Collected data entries

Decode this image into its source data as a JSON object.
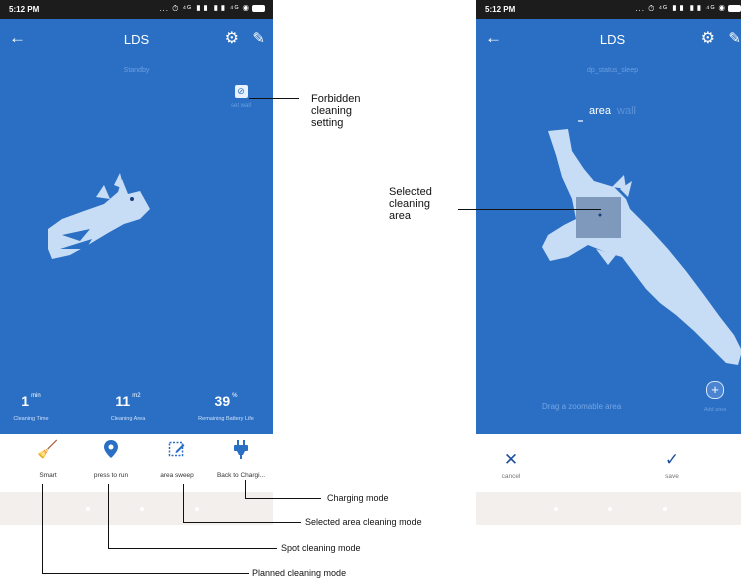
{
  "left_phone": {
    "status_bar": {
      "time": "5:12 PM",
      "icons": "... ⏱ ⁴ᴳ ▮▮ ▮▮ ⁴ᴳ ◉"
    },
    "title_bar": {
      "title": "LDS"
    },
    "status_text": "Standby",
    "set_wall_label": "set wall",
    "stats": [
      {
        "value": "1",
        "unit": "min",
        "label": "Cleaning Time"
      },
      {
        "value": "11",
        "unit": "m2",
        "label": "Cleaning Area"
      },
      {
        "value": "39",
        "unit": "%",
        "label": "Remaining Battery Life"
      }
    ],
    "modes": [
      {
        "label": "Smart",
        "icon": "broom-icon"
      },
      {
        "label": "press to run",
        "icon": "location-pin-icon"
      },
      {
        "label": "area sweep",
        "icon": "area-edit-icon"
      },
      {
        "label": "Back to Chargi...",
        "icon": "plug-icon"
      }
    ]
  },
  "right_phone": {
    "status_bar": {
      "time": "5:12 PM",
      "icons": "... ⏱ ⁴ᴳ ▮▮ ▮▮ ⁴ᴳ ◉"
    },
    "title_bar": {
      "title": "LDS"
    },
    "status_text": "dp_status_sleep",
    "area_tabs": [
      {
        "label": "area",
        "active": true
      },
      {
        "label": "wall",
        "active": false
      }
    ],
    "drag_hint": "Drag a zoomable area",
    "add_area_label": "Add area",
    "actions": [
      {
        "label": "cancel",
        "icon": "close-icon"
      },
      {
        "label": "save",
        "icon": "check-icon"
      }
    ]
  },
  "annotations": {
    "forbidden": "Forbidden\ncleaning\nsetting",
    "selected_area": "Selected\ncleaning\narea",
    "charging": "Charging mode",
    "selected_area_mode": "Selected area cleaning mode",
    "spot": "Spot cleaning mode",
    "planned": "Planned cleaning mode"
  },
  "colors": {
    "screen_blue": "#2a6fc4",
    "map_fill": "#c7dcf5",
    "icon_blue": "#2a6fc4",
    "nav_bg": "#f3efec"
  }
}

● Requirements
Output the entries above exactly, without their pictures.

● Worked solution
Decode this image into its source data as a JSON object.
{
  "left_phone": {
    "status_bar": {
      "time": "5:12 PM",
      "icons": "... ⏱ ⁴ᴳ ▮▮ ▮▮ ⁴ᴳ ◉"
    },
    "title_bar": {
      "title": "LDS"
    },
    "status_text": "Standby",
    "set_wall_label": "set wall",
    "stats": [
      {
        "value": "1",
        "unit": "min",
        "label": "Cleaning Time"
      },
      {
        "value": "11",
        "unit": "m2",
        "label": "Cleaning Area"
      },
      {
        "value": "39",
        "unit": "%",
        "label": "Remaining Battery Life"
      }
    ],
    "modes": [
      {
        "label": "Smart",
        "icon": "broom-icon"
      },
      {
        "label": "press to run",
        "icon": "location-pin-icon"
      },
      {
        "label": "area sweep",
        "icon": "area-edit-icon"
      },
      {
        "label": "Back to Chargi...",
        "icon": "plug-icon"
      }
    ]
  },
  "right_phone": {
    "status_bar": {
      "time": "5:12 PM",
      "icons": "... ⏱ ⁴ᴳ ▮▮ ▮▮ ⁴ᴳ ◉"
    },
    "title_bar": {
      "title": "LDS"
    },
    "status_text": "dp_status_sleep",
    "area_tabs": [
      {
        "label": "area",
        "active": true
      },
      {
        "label": "wall",
        "active": false
      }
    ],
    "drag_hint": "Drag a zoomable area",
    "add_area_label": "Add area",
    "actions": [
      {
        "label": "cancel",
        "icon": "close-icon"
      },
      {
        "label": "save",
        "icon": "check-icon"
      }
    ]
  },
  "annotations": {
    "forbidden": "Forbidden\ncleaning\nsetting",
    "selected_area": "Selected\ncleaning\narea",
    "charging": "Charging mode",
    "selected_area_mode": "Selected area cleaning mode",
    "spot": "Spot cleaning mode",
    "planned": "Planned cleaning mode"
  },
  "colors": {
    "screen_blue": "#2a6fc4",
    "map_fill": "#c7dcf5",
    "icon_blue": "#2a6fc4",
    "nav_bg": "#f3efec"
  }
}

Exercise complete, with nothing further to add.